::: Given data

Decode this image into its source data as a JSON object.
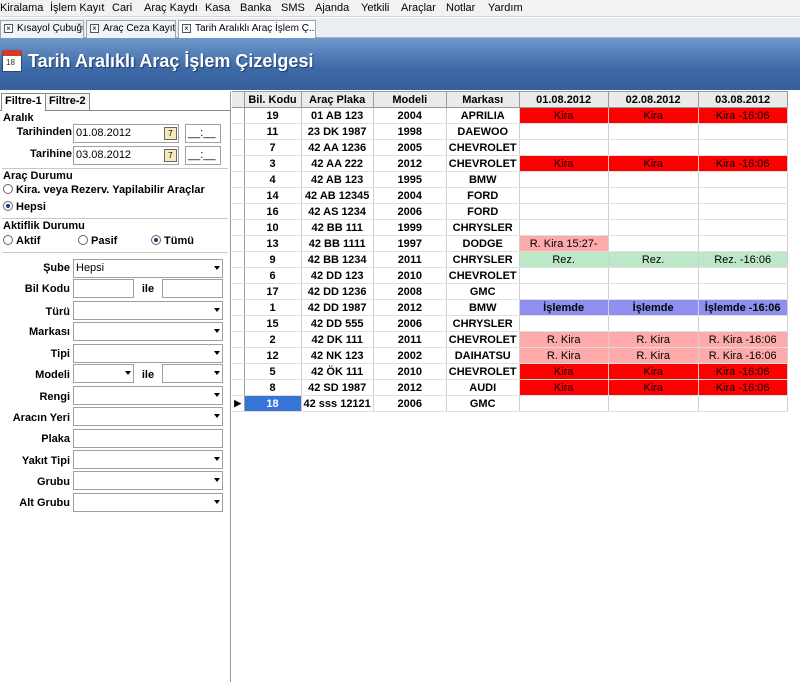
{
  "menu": [
    "Kiralama",
    "İşlem Kayıt",
    "Cari",
    "Araç Kaydı",
    "Kasa",
    "Banka",
    "SMS",
    "Ajanda",
    "Yetkili",
    "Araçlar",
    "Notlar",
    "Yardım"
  ],
  "tabs": [
    "Kısayol Çubuğu",
    "Araç Ceza Kayıt",
    "Tarih Aralıklı Araç İşlem Ç..."
  ],
  "banner": {
    "title": "Tarih Aralıklı Araç İşlem Çizelgesi",
    "icon_text": "18"
  },
  "filter_tabs": [
    "Filtre-1",
    "Filtre-2"
  ],
  "range": {
    "group": "Aralık",
    "from_label": "Tarihinden",
    "from_date": "01.08.2012",
    "from_time": "__:__",
    "to_label": "Tarihine",
    "to_date": "03.08.2012",
    "to_time": "__:__",
    "cal_icon": "7"
  },
  "vehicle_status": {
    "group": "Araç Durumu",
    "opt1": "Kira. veya Rezerv. Yapilabilir Araçlar",
    "opt2": "Hepsi"
  },
  "active_status": {
    "group": "Aktiflik Durumu",
    "opt1": "Aktif",
    "opt2": "Pasif",
    "opt3": "Tümü"
  },
  "fields": {
    "sube": "Şube",
    "sube_value": "Hepsi",
    "bil_kodu": "Bil Kodu",
    "ile": "ile",
    "turu": "Türü",
    "markasi": "Markası",
    "tipi": "Tipi",
    "modeli": "Modeli",
    "rengi": "Rengi",
    "aracin_yeri": "Aracın Yeri",
    "plaka": "Plaka",
    "yakit_tipi": "Yakıt Tipi",
    "grubu": "Grubu",
    "alt_grubu": "Alt Grubu"
  },
  "table": {
    "columns": [
      "Bil. Kodu",
      "Araç Plaka",
      "Modeli",
      "Markası",
      "01.08.2012",
      "02.08.2012",
      "03.08.2012"
    ],
    "rows": [
      {
        "code": "19",
        "plate": "01 AB 123",
        "model": "2004",
        "brand": "APRILIA",
        "d": [
          [
            "Kira",
            "kira"
          ],
          [
            "Kira",
            "kira"
          ],
          [
            "Kira -16:06",
            "kira"
          ]
        ]
      },
      {
        "code": "11",
        "plate": "23 DK 1987",
        "model": "1998",
        "brand": "DAEWOO",
        "d": [
          [
            "",
            ""
          ],
          [
            "",
            ""
          ],
          [
            "",
            ""
          ]
        ]
      },
      {
        "code": "7",
        "plate": "42 AA 1236",
        "model": "2005",
        "brand": "CHEVROLET",
        "d": [
          [
            "",
            ""
          ],
          [
            "",
            ""
          ],
          [
            "",
            ""
          ]
        ]
      },
      {
        "code": "3",
        "plate": "42 AA 222",
        "model": "2012",
        "brand": "CHEVROLET",
        "d": [
          [
            "Kira",
            "kira"
          ],
          [
            "Kira",
            "kira"
          ],
          [
            "Kira -16:06",
            "kira"
          ]
        ]
      },
      {
        "code": "4",
        "plate": "42 AB 123",
        "model": "1995",
        "brand": "BMW",
        "d": [
          [
            "",
            ""
          ],
          [
            "",
            ""
          ],
          [
            "",
            ""
          ]
        ]
      },
      {
        "code": "14",
        "plate": "42 AB 12345",
        "model": "2004",
        "brand": "FORD",
        "d": [
          [
            "",
            ""
          ],
          [
            "",
            ""
          ],
          [
            "",
            ""
          ]
        ]
      },
      {
        "code": "16",
        "plate": "42 AS 1234",
        "model": "2006",
        "brand": "FORD",
        "d": [
          [
            "",
            ""
          ],
          [
            "",
            ""
          ],
          [
            "",
            ""
          ]
        ]
      },
      {
        "code": "10",
        "plate": "42 BB 111",
        "model": "1999",
        "brand": "CHRYSLER",
        "d": [
          [
            "",
            ""
          ],
          [
            "",
            ""
          ],
          [
            "",
            ""
          ]
        ]
      },
      {
        "code": "13",
        "plate": "42 BB 1111",
        "model": "1997",
        "brand": "DODGE",
        "d": [
          [
            "R. Kira 15:27-",
            "rkira"
          ],
          [
            "",
            ""
          ],
          [
            "",
            ""
          ]
        ]
      },
      {
        "code": "9",
        "plate": "42 BB 1234",
        "model": "2011",
        "brand": "CHRYSLER",
        "d": [
          [
            "Rez.",
            "rez"
          ],
          [
            "Rez.",
            "rez"
          ],
          [
            "Rez. -16:06",
            "rez"
          ]
        ]
      },
      {
        "code": "6",
        "plate": "42 DD 123",
        "model": "2010",
        "brand": "CHEVROLET",
        "d": [
          [
            "",
            ""
          ],
          [
            "",
            ""
          ],
          [
            "",
            ""
          ]
        ]
      },
      {
        "code": "17",
        "plate": "42 DD 1236",
        "model": "2008",
        "brand": "GMC",
        "d": [
          [
            "",
            ""
          ],
          [
            "",
            ""
          ],
          [
            "",
            ""
          ]
        ]
      },
      {
        "code": "1",
        "plate": "42 DD 1987",
        "model": "2012",
        "brand": "BMW",
        "d": [
          [
            "İşlemde",
            "isl"
          ],
          [
            "İşlemde",
            "isl"
          ],
          [
            "İşlemde -16:06",
            "isl"
          ]
        ]
      },
      {
        "code": "15",
        "plate": "42 DD 555",
        "model": "2006",
        "brand": "CHRYSLER",
        "d": [
          [
            "",
            ""
          ],
          [
            "",
            ""
          ],
          [
            "",
            ""
          ]
        ]
      },
      {
        "code": "2",
        "plate": "42 DK 111",
        "model": "2011",
        "brand": "CHEVROLET",
        "d": [
          [
            "R. Kira",
            "rkira"
          ],
          [
            "R. Kira",
            "rkira"
          ],
          [
            "R. Kira -16:06",
            "rkira"
          ]
        ]
      },
      {
        "code": "12",
        "plate": "42 NK 123",
        "model": "2002",
        "brand": "DAIHATSU",
        "d": [
          [
            "R. Kira",
            "rkira"
          ],
          [
            "R. Kira",
            "rkira"
          ],
          [
            "R. Kira -16:06",
            "rkira"
          ]
        ]
      },
      {
        "code": "5",
        "plate": "42 ÖK 111",
        "model": "2010",
        "brand": "CHEVROLET",
        "d": [
          [
            "Kira",
            "kira"
          ],
          [
            "Kira",
            "kira"
          ],
          [
            "Kira -16:06",
            "kira"
          ]
        ]
      },
      {
        "code": "8",
        "plate": "42 SD 1987",
        "model": "2012",
        "brand": "AUDI",
        "d": [
          [
            "Kira",
            "kira"
          ],
          [
            "Kira",
            "kira"
          ],
          [
            "Kira -16:06",
            "kira"
          ]
        ]
      },
      {
        "code": "18",
        "plate": "42 sss 12121",
        "model": "2006",
        "brand": "GMC",
        "d": [
          [
            "",
            ""
          ],
          [
            "",
            ""
          ],
          [
            "",
            ""
          ]
        ],
        "selected": true
      }
    ]
  }
}
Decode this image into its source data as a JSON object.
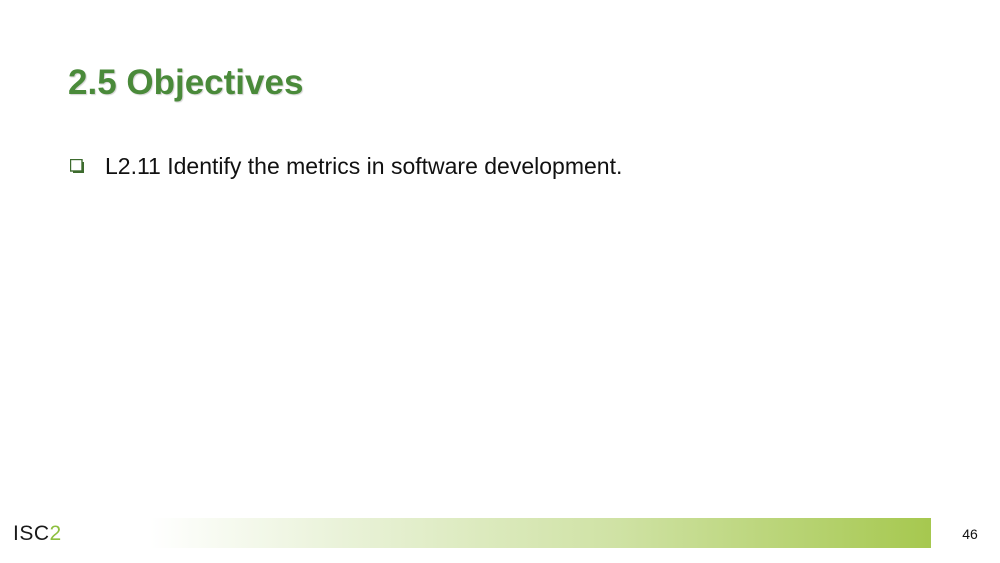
{
  "slide": {
    "title": "2.5 Objectives",
    "title_color": "#4a8a3a",
    "objectives": [
      {
        "icon": "checkbox-square-icon",
        "text": "L2.11 Identify the metrics in software development."
      }
    ]
  },
  "footer": {
    "logo_text": "ISC",
    "logo_accent": "2",
    "bar_gradient_end_color": "#a6c84f",
    "page_number": "46"
  }
}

::::::

Leave out the pictures and repeat everything else in the records exactly.

Decode this image into its source data as a JSON object.
{
  "menu": [
    "Kiralama",
    "İşlem Kayıt",
    "Cari",
    "Araç Kaydı",
    "Kasa",
    "Banka",
    "SMS",
    "Ajanda",
    "Yetkili",
    "Araçlar",
    "Notlar",
    "Yardım"
  ],
  "tabs": [
    "Kısayol Çubuğu",
    "Araç Ceza Kayıt",
    "Tarih Aralıklı Araç İşlem Ç..."
  ],
  "banner": {
    "title": "Tarih Aralıklı Araç İşlem Çizelgesi",
    "icon_text": "18"
  },
  "filter_tabs": [
    "Filtre-1",
    "Filtre-2"
  ],
  "range": {
    "group": "Aralık",
    "from_label": "Tarihinden",
    "from_date": "01.08.2012",
    "from_time": "__:__",
    "to_label": "Tarihine",
    "to_date": "03.08.2012",
    "to_time": "__:__",
    "cal_icon": "7"
  },
  "vehicle_status": {
    "group": "Araç Durumu",
    "opt1": "Kira. veya Rezerv. Yapilabilir Araçlar",
    "opt2": "Hepsi"
  },
  "active_status": {
    "group": "Aktiflik Durumu",
    "opt1": "Aktif",
    "opt2": "Pasif",
    "opt3": "Tümü"
  },
  "fields": {
    "sube": "Şube",
    "sube_value": "Hepsi",
    "bil_kodu": "Bil Kodu",
    "ile": "ile",
    "turu": "Türü",
    "markasi": "Markası",
    "tipi": "Tipi",
    "modeli": "Modeli",
    "rengi": "Rengi",
    "aracin_yeri": "Aracın Yeri",
    "plaka": "Plaka",
    "yakit_tipi": "Yakıt Tipi",
    "grubu": "Grubu",
    "alt_grubu": "Alt Grubu"
  },
  "table": {
    "columns": [
      "Bil. Kodu",
      "Araç Plaka",
      "Modeli",
      "Markası",
      "01.08.2012",
      "02.08.2012",
      "03.08.2012"
    ],
    "rows": [
      {
        "code": "19",
        "plate": "01 AB 123",
        "model": "2004",
        "brand": "APRILIA",
        "d": [
          [
            "Kira",
            "kira"
          ],
          [
            "Kira",
            "kira"
          ],
          [
            "Kira -16:06",
            "kira"
          ]
        ]
      },
      {
        "code": "11",
        "plate": "23 DK 1987",
        "model": "1998",
        "brand": "DAEWOO",
        "d": [
          [
            "",
            ""
          ],
          [
            "",
            ""
          ],
          [
            "",
            ""
          ]
        ]
      },
      {
        "code": "7",
        "plate": "42 AA 1236",
        "model": "2005",
        "brand": "CHEVROLET",
        "d": [
          [
            "",
            ""
          ],
          [
            "",
            ""
          ],
          [
            "",
            ""
          ]
        ]
      },
      {
        "code": "3",
        "plate": "42 AA 222",
        "model": "2012",
        "brand": "CHEVROLET",
        "d": [
          [
            "Kira",
            "kira"
          ],
          [
            "Kira",
            "kira"
          ],
          [
            "Kira -16:06",
            "kira"
          ]
        ]
      },
      {
        "code": "4",
        "plate": "42 AB 123",
        "model": "1995",
        "brand": "BMW",
        "d": [
          [
            "",
            ""
          ],
          [
            "",
            ""
          ],
          [
            "",
            ""
          ]
        ]
      },
      {
        "code": "14",
        "plate": "42 AB 12345",
        "model": "2004",
        "brand": "FORD",
        "d": [
          [
            "",
            ""
          ],
          [
            "",
            ""
          ],
          [
            "",
            ""
          ]
        ]
      },
      {
        "code": "16",
        "plate": "42 AS 1234",
        "model": "2006",
        "brand": "FORD",
        "d": [
          [
            "",
            ""
          ],
          [
            "",
            ""
          ],
          [
            "",
            ""
          ]
        ]
      },
      {
        "code": "10",
        "plate": "42 BB 111",
        "model": "1999",
        "brand": "CHRYSLER",
        "d": [
          [
            "",
            ""
          ],
          [
            "",
            ""
          ],
          [
            "",
            ""
          ]
        ]
      },
      {
        "code": "13",
        "plate": "42 BB 1111",
        "model": "1997",
        "brand": "DODGE",
        "d": [
          [
            "R. Kira 15:27-",
            "rkira"
          ],
          [
            "",
            ""
          ],
          [
            "",
            ""
          ]
        ]
      },
      {
        "code": "9",
        "plate": "42 BB 1234",
        "model": "2011",
        "brand": "CHRYSLER",
        "d": [
          [
            "Rez.",
            "rez"
          ],
          [
            "Rez.",
            "rez"
          ],
          [
            "Rez. -16:06",
            "rez"
          ]
        ]
      },
      {
        "code": "6",
        "plate": "42 DD 123",
        "model": "2010",
        "brand": "CHEVROLET",
        "d": [
          [
            "",
            ""
          ],
          [
            "",
            ""
          ],
          [
            "",
            ""
          ]
        ]
      },
      {
        "code": "17",
        "plate": "42 DD 1236",
        "model": "2008",
        "brand": "GMC",
        "d": [
          [
            "",
            ""
          ],
          [
            "",
            ""
          ],
          [
            "",
            ""
          ]
        ]
      },
      {
        "code": "1",
        "plate": "42 DD 1987",
        "model": "2012",
        "brand": "BMW",
        "d": [
          [
            "İşlemde",
            "isl"
          ],
          [
            "İşlemde",
            "isl"
          ],
          [
            "İşlemde -16:06",
            "isl"
          ]
        ]
      },
      {
        "code": "15",
        "plate": "42 DD 555",
        "model": "2006",
        "brand": "CHRYSLER",
        "d": [
          [
            "",
            ""
          ],
          [
            "",
            ""
          ],
          [
            "",
            ""
          ]
        ]
      },
      {
        "code": "2",
        "plate": "42 DK 111",
        "model": "2011",
        "brand": "CHEVROLET",
        "d": [
          [
            "R. Kira",
            "rkira"
          ],
          [
            "R. Kira",
            "rkira"
          ],
          [
            "R. Kira -16:06",
            "rkira"
          ]
        ]
      },
      {
        "code": "12",
        "plate": "42 NK 123",
        "model": "2002",
        "brand": "DAIHATSU",
        "d": [
          [
            "R. Kira",
            "rkira"
          ],
          [
            "R. Kira",
            "rkira"
          ],
          [
            "R. Kira -16:06",
            "rkira"
          ]
        ]
      },
      {
        "code": "5",
        "plate": "42 ÖK 111",
        "model": "2010",
        "brand": "CHEVROLET",
        "d": [
          [
            "Kira",
            "kira"
          ],
          [
            "Kira",
            "kira"
          ],
          [
            "Kira -16:06",
            "kira"
          ]
        ]
      },
      {
        "code": "8",
        "plate": "42 SD 1987",
        "model": "2012",
        "brand": "AUDI",
        "d": [
          [
            "Kira",
            "kira"
          ],
          [
            "Kira",
            "kira"
          ],
          [
            "Kira -16:06",
            "kira"
          ]
        ]
      },
      {
        "code": "18",
        "plate": "42 sss 12121",
        "model": "2006",
        "brand": "GMC",
        "d": [
          [
            "",
            ""
          ],
          [
            "",
            ""
          ],
          [
            "",
            ""
          ]
        ],
        "selected": true
      }
    ]
  }
}
Decode this image into its source data as a JSON object.
{
  "slide": {
    "title": "2.5 Objectives",
    "title_color": "#4a8a3a",
    "objectives": [
      {
        "icon": "checkbox-square-icon",
        "text": "L2.11 Identify the metrics in software development."
      }
    ]
  },
  "footer": {
    "logo_text": "ISC",
    "logo_accent": "2",
    "bar_gradient_end_color": "#a6c84f",
    "page_number": "46"
  }
}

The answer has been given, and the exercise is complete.